Data entries
════

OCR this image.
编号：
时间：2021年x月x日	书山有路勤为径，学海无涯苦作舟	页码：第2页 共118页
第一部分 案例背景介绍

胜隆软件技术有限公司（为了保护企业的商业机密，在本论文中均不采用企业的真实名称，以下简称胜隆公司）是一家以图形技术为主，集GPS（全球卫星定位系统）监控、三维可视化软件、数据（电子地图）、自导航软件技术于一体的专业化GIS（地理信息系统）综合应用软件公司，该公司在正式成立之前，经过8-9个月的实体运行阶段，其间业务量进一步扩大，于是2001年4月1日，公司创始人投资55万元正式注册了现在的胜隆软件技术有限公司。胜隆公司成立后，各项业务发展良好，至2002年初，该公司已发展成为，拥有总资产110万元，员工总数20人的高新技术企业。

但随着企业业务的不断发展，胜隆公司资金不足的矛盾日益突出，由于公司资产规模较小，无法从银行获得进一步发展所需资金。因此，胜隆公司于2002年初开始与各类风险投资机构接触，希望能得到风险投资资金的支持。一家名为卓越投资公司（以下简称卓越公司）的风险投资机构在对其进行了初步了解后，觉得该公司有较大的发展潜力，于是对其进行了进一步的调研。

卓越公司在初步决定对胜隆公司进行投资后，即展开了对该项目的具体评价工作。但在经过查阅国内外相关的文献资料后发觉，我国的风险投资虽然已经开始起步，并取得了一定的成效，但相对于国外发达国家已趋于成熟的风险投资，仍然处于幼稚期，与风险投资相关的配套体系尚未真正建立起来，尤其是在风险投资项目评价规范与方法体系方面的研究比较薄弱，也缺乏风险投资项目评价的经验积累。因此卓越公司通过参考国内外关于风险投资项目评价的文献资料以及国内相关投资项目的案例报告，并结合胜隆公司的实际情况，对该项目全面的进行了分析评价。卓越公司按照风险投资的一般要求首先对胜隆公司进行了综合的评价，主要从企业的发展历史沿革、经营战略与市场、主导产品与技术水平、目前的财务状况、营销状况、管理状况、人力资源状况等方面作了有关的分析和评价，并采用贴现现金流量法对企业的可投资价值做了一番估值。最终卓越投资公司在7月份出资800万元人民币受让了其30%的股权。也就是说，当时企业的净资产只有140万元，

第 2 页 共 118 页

════

### [DIRECTION]
All of the data needs to be printed once more, exactly.

### [ANSWER IN FULL]
OCR this image.
编号：
时间：2021年x月x日	书山有路勤为径，学海无涯苦作舟	页码：第2页 共118页
第一部分 案例背景介绍

胜隆软件技术有限公司（为了保护企业的商业机密，在本论文中均不采用企业的真实名称，以下简称胜隆公司）是一家以图形技术为主，集GPS（全球卫星定位系统）监控、三维可视化软件、数据（电子地图）、自导航软件技术于一体的专业化GIS（地理信息系统）综合应用软件公司，该公司在正式成立之前，经过8-9个月的实体运行阶段，其间业务量进一步扩大，于是2001年4月1日，公司创始人投资55万元正式注册了现在的胜隆软件技术有限公司。胜隆公司成立后，各项业务发展良好，至2002年初，该公司已发展成为，拥有总资产110万元，员工总数20人的高新技术企业。

但随着企业业务的不断发展，胜隆公司资金不足的矛盾日益突出，由于公司资产规模较小，无法从银行获得进一步发展所需资金。因此，胜隆公司于2002年初开始与各类风险投资机构接触，希望能得到风险投资资金的支持。一家名为卓越投资公司（以下简称卓越公司）的风险投资机构在对其进行了初步了解后，觉得该公司有较大的发展潜力，于是对其进行了进一步的调研。

卓越公司在初步决定对胜隆公司进行投资后，即展开了对该项目的具体评价工作。但在经过查阅国内外相关的文献资料后发觉，我国的风险投资虽然已经开始起步，并取得了一定的成效，但相对于国外发达国家已趋于成熟的风险投资，仍然处于幼稚期，与风险投资相关的配套体系尚未真正建立起来，尤其是在风险投资项目评价规范与方法体系方面的研究比较薄弱，也缺乏风险投资项目评价的经验积累。因此卓越公司通过参考国内外关于风险投资项目评价的文献资料以及国内相关投资项目的案例报告，并结合胜隆公司的实际情况，对该项目全面的进行了分析评价。卓越公司按照风险投资的一般要求首先对胜隆公司进行了综合的评价，主要从企业的发展历史沿革、经营战略与市场、主导产品与技术水平、目前的财务状况、营销状况、管理状况、人力资源状况等方面作了有关的分析和评价，并采用贴现现金流量法对企业的可投资价值做了一番估值。最终卓越投资公司在7月份出资800万元人民币受让了其30%的股权。也就是说，当时企业的净资产只有140万元，

第 2 页 共 118 页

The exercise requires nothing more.